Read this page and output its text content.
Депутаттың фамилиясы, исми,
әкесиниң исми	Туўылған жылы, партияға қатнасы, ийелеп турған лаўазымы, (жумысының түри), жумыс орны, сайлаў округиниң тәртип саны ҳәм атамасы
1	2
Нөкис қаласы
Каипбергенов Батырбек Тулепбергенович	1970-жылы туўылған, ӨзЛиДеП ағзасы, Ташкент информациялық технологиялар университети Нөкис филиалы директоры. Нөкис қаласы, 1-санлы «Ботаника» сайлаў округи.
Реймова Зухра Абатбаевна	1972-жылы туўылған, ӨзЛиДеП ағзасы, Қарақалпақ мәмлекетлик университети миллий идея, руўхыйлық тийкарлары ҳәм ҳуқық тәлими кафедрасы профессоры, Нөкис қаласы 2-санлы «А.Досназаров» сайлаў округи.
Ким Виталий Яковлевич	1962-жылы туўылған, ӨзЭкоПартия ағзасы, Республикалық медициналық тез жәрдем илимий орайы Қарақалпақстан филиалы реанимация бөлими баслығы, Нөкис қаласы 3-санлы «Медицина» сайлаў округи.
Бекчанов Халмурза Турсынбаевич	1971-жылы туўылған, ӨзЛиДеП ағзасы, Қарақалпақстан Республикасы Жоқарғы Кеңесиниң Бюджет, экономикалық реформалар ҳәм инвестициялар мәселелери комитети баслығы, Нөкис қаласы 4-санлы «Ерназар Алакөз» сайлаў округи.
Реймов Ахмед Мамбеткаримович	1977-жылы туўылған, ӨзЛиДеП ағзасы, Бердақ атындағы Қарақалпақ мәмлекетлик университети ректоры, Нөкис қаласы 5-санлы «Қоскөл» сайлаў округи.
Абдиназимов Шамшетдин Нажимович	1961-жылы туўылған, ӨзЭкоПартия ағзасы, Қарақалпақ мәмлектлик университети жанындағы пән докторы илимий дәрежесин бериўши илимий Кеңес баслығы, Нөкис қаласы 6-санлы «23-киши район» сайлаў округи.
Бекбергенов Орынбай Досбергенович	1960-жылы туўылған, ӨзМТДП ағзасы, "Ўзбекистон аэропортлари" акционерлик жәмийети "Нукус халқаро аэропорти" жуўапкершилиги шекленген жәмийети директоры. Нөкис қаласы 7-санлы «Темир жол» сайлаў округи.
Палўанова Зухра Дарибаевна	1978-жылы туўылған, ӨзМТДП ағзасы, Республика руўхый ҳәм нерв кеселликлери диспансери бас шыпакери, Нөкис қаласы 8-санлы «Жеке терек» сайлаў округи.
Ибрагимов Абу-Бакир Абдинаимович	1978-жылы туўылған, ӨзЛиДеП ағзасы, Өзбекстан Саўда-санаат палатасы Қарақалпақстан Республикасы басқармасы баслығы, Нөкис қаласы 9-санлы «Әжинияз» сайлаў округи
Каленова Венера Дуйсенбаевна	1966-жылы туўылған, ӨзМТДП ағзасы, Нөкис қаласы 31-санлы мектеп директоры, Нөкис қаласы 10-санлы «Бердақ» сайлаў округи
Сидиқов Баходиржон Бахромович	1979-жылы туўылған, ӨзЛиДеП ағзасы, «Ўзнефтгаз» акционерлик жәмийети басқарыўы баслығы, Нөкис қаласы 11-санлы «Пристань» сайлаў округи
============================================================
• **TASK DETAILS**
Find the word "Бердақ" in the entries, and copy every line it shows up in.

• **RESULT**
Реймов Ахмед Мамбеткаримович	1977-жылы туўылған, ӨзЛиДеП ағзасы, Бердақ атындағы Қарақалпақ мәмлекетлик университети ректоры, Нөкис қаласы 5-санлы «Қоскөл» сайлаў округи.
Каленова Венера Дуйсенбаевна	1966-жылы туўылған, ӨзМТДП ағзасы, Нөкис қаласы 31-санлы мектеп директоры, Нөкис қаласы 10-санлы «Бердақ» сайлаў округи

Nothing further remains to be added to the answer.